## The data
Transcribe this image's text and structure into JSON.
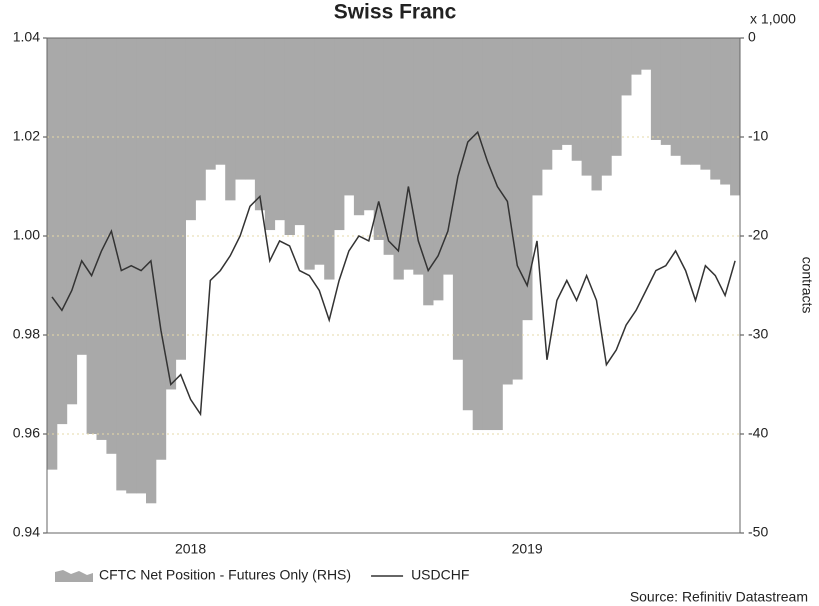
{
  "chart_data": {
    "type": "combo",
    "title": "Swiss Franc",
    "y2unit": "x 1,000",
    "y2label": "contracts",
    "source": "Source: Refinitiv Datastream",
    "categories": [
      null,
      null,
      null,
      null,
      null,
      null,
      null,
      null,
      null,
      null,
      null,
      null,
      null,
      null,
      "2018",
      null,
      null,
      null,
      null,
      null,
      null,
      null,
      null,
      null,
      null,
      null,
      null,
      null,
      null,
      null,
      null,
      null,
      null,
      null,
      null,
      null,
      null,
      null,
      null,
      null,
      null,
      null,
      null,
      null,
      null,
      null,
      null,
      null,
      "2019",
      null,
      null,
      null,
      null,
      null,
      null,
      null,
      null,
      null,
      null,
      null,
      null,
      null,
      null,
      null,
      null,
      null,
      null,
      null,
      null,
      null
    ],
    "ylim": [
      0.94,
      1.04
    ],
    "yticks": [
      0.94,
      0.96,
      0.98,
      {
        "value": 1,
        "label": "1.00"
      },
      1.02,
      1.04
    ],
    "y2lim": [
      -50,
      0
    ],
    "y2ticks": [
      -50,
      -40,
      -30,
      -20,
      -10,
      0
    ],
    "grid": true,
    "series": [
      {
        "name": "CFTC Net Position - Futures Only (RHS)",
        "type": "area",
        "axis": "y2",
        "color": "#a9a9a9",
        "values": [
          -43.6,
          -39,
          -37,
          -32,
          -40,
          -40.6,
          -42,
          -45.7,
          -46,
          -46,
          -47,
          -42.6,
          -35.5,
          -32.5,
          -18.4,
          -16.4,
          -13.3,
          -12.8,
          -16.4,
          -14.3,
          -14.3,
          -17.4,
          -19.4,
          -18.4,
          -19.9,
          -18.9,
          -23.4,
          -22.9,
          -24.4,
          -19.4,
          -15.9,
          -17.9,
          -17.4,
          -20.4,
          -21.9,
          -24.4,
          -23.4,
          -23.9,
          -27,
          -26.5,
          -23.9,
          -32.5,
          -37.6,
          -39.6,
          -39.6,
          -39.6,
          -35,
          -34.5,
          -28.5,
          -15.9,
          -13.3,
          -11.3,
          -10.8,
          -12.4,
          -13.9,
          -15.4,
          -13.9,
          -11.9,
          -5.8,
          -3.7,
          -3.2,
          -10.3,
          -10.8,
          -11.9,
          -12.8,
          -12.8,
          -13.3,
          -14.3,
          -14.8,
          -15.9
        ]
      },
      {
        "name": "USDCHF",
        "type": "line",
        "axis": "y",
        "color": "#333333",
        "values": [
          0.9877,
          0.985,
          0.989,
          0.995,
          0.992,
          0.997,
          1.001,
          0.993,
          0.994,
          0.993,
          0.995,
          0.981,
          0.97,
          0.972,
          0.967,
          0.964,
          0.991,
          0.993,
          0.996,
          1.0,
          1.006,
          1.008,
          0.995,
          0.999,
          0.998,
          0.993,
          0.992,
          0.989,
          0.983,
          0.991,
          0.997,
          1.0,
          0.999,
          1.007,
          0.999,
          0.997,
          1.01,
          0.999,
          0.993,
          0.996,
          1.001,
          1.012,
          1.019,
          1.021,
          1.015,
          1.01,
          1.007,
          0.994,
          0.99,
          0.999,
          0.975,
          0.987,
          0.991,
          0.987,
          0.992,
          0.987,
          0.974,
          0.977,
          0.982,
          0.985,
          0.989,
          0.993,
          0.994,
          0.997,
          0.993,
          0.987,
          0.994,
          0.992,
          0.988,
          0.995
        ]
      }
    ]
  }
}
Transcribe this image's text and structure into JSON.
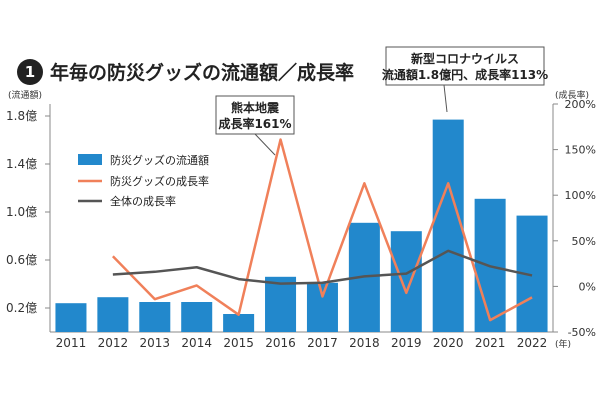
{
  "header": {
    "badge": "1",
    "title": "年毎の防災グッズの流通額／成長率"
  },
  "chart_data": {
    "type": "bar",
    "categories": [
      "2011",
      "2012",
      "2013",
      "2014",
      "2015",
      "2016",
      "2017",
      "2018",
      "2019",
      "2020",
      "2021",
      "2022"
    ],
    "x_unit": "(年)",
    "left_axis": {
      "unit": "(流通額)",
      "ticks": [
        "1.8億",
        "1.4億",
        "1.0億",
        "0.6億",
        "0.2億"
      ],
      "tick_values": [
        1.8,
        1.4,
        1.0,
        0.6,
        0.2
      ],
      "range": [
        0.0,
        1.9
      ]
    },
    "right_axis": {
      "unit": "(成長率)",
      "ticks": [
        "200%",
        "150%",
        "100%",
        "50%",
        "0%",
        "-50%"
      ],
      "tick_values": [
        200,
        150,
        100,
        50,
        0,
        -50
      ],
      "range": [
        -50,
        200
      ]
    },
    "series": [
      {
        "name": "防災グッズの流通額",
        "kind": "bar",
        "axis": "left",
        "color": "#2288cc",
        "values": [
          0.24,
          0.29,
          0.25,
          0.25,
          0.15,
          0.46,
          0.41,
          0.91,
          0.84,
          1.77,
          1.11,
          0.97
        ]
      },
      {
        "name": "防災グッズの成長率",
        "kind": "line",
        "axis": "right",
        "color": "#f0805a",
        "values": [
          null,
          33,
          -14,
          1,
          -31,
          161,
          -11,
          113,
          -7,
          113,
          -37,
          -12
        ]
      },
      {
        "name": "全体の成長率",
        "kind": "line",
        "axis": "right",
        "color": "#555555",
        "values": [
          null,
          13,
          16,
          21,
          8,
          3,
          4,
          11,
          14,
          39,
          22,
          12
        ]
      }
    ],
    "annotations": [
      {
        "lines": [
          "熊本地震",
          "成長率161%"
        ],
        "target_index": 5
      },
      {
        "lines": [
          "新型コロナウイルス",
          "流通額1.8億円、成長率113%"
        ],
        "target_index": 9
      }
    ],
    "grid": false,
    "legend_position": "top-left"
  }
}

## Task
Repeat the material above in full and unchanged, minus its images.

## Solution
Transcribe this image's text and structure into JSON.
{
  "chart_data": {
    "type": "combo",
    "title": "Swiss Franc",
    "y2unit": "x 1,000",
    "y2label": "contracts",
    "source": "Source: Refinitiv Datastream",
    "categories": [
      null,
      null,
      null,
      null,
      null,
      null,
      null,
      null,
      null,
      null,
      null,
      null,
      null,
      null,
      "2018",
      null,
      null,
      null,
      null,
      null,
      null,
      null,
      null,
      null,
      null,
      null,
      null,
      null,
      null,
      null,
      null,
      null,
      null,
      null,
      null,
      null,
      null,
      null,
      null,
      null,
      null,
      null,
      null,
      null,
      null,
      null,
      null,
      null,
      "2019",
      null,
      null,
      null,
      null,
      null,
      null,
      null,
      null,
      null,
      null,
      null,
      null,
      null,
      null,
      null,
      null,
      null,
      null,
      null,
      null,
      null
    ],
    "ylim": [
      0.94,
      1.04
    ],
    "yticks": [
      0.94,
      0.96,
      0.98,
      {
        "value": 1,
        "label": "1.00"
      },
      1.02,
      1.04
    ],
    "y2lim": [
      -50,
      0
    ],
    "y2ticks": [
      -50,
      -40,
      -30,
      -20,
      -10,
      0
    ],
    "grid": true,
    "series": [
      {
        "name": "CFTC Net Position - Futures Only (RHS)",
        "type": "area",
        "axis": "y2",
        "color": "#a9a9a9",
        "values": [
          -43.6,
          -39,
          -37,
          -32,
          -40,
          -40.6,
          -42,
          -45.7,
          -46,
          -46,
          -47,
          -42.6,
          -35.5,
          -32.5,
          -18.4,
          -16.4,
          -13.3,
          -12.8,
          -16.4,
          -14.3,
          -14.3,
          -17.4,
          -19.4,
          -18.4,
          -19.9,
          -18.9,
          -23.4,
          -22.9,
          -24.4,
          -19.4,
          -15.9,
          -17.9,
          -17.4,
          -20.4,
          -21.9,
          -24.4,
          -23.4,
          -23.9,
          -27,
          -26.5,
          -23.9,
          -32.5,
          -37.6,
          -39.6,
          -39.6,
          -39.6,
          -35,
          -34.5,
          -28.5,
          -15.9,
          -13.3,
          -11.3,
          -10.8,
          -12.4,
          -13.9,
          -15.4,
          -13.9,
          -11.9,
          -5.8,
          -3.7,
          -3.2,
          -10.3,
          -10.8,
          -11.9,
          -12.8,
          -12.8,
          -13.3,
          -14.3,
          -14.8,
          -15.9
        ]
      },
      {
        "name": "USDCHF",
        "type": "line",
        "axis": "y",
        "color": "#333333",
        "values": [
          0.9877,
          0.985,
          0.989,
          0.995,
          0.992,
          0.997,
          1.001,
          0.993,
          0.994,
          0.993,
          0.995,
          0.981,
          0.97,
          0.972,
          0.967,
          0.964,
          0.991,
          0.993,
          0.996,
          1.0,
          1.006,
          1.008,
          0.995,
          0.999,
          0.998,
          0.993,
          0.992,
          0.989,
          0.983,
          0.991,
          0.997,
          1.0,
          0.999,
          1.007,
          0.999,
          0.997,
          1.01,
          0.999,
          0.993,
          0.996,
          1.001,
          1.012,
          1.019,
          1.021,
          1.015,
          1.01,
          1.007,
          0.994,
          0.99,
          0.999,
          0.975,
          0.987,
          0.991,
          0.987,
          0.992,
          0.987,
          0.974,
          0.977,
          0.982,
          0.985,
          0.989,
          0.993,
          0.994,
          0.997,
          0.993,
          0.987,
          0.994,
          0.992,
          0.988,
          0.995
        ]
      }
    ]
  }
}
Transcribe this image's text and structure into JSON.
{
  "header": {
    "badge": "1",
    "title": "年毎の防災グッズの流通額／成長率"
  },
  "chart_data": {
    "type": "bar",
    "categories": [
      "2011",
      "2012",
      "2013",
      "2014",
      "2015",
      "2016",
      "2017",
      "2018",
      "2019",
      "2020",
      "2021",
      "2022"
    ],
    "x_unit": "(年)",
    "left_axis": {
      "unit": "(流通額)",
      "ticks": [
        "1.8億",
        "1.4億",
        "1.0億",
        "0.6億",
        "0.2億"
      ],
      "tick_values": [
        1.8,
        1.4,
        1.0,
        0.6,
        0.2
      ],
      "range": [
        0.0,
        1.9
      ]
    },
    "right_axis": {
      "unit": "(成長率)",
      "ticks": [
        "200%",
        "150%",
        "100%",
        "50%",
        "0%",
        "-50%"
      ],
      "tick_values": [
        200,
        150,
        100,
        50,
        0,
        -50
      ],
      "range": [
        -50,
        200
      ]
    },
    "series": [
      {
        "name": "防災グッズの流通額",
        "kind": "bar",
        "axis": "left",
        "color": "#2288cc",
        "values": [
          0.24,
          0.29,
          0.25,
          0.25,
          0.15,
          0.46,
          0.41,
          0.91,
          0.84,
          1.77,
          1.11,
          0.97
        ]
      },
      {
        "name": "防災グッズの成長率",
        "kind": "line",
        "axis": "right",
        "color": "#f0805a",
        "values": [
          null,
          33,
          -14,
          1,
          -31,
          161,
          -11,
          113,
          -7,
          113,
          -37,
          -12
        ]
      },
      {
        "name": "全体の成長率",
        "kind": "line",
        "axis": "right",
        "color": "#555555",
        "values": [
          null,
          13,
          16,
          21,
          8,
          3,
          4,
          11,
          14,
          39,
          22,
          12
        ]
      }
    ],
    "annotations": [
      {
        "lines": [
          "熊本地震",
          "成長率161%"
        ],
        "target_index": 5
      },
      {
        "lines": [
          "新型コロナウイルス",
          "流通額1.8億円、成長率113%"
        ],
        "target_index": 9
      }
    ],
    "grid": false,
    "legend_position": "top-left"
  }
}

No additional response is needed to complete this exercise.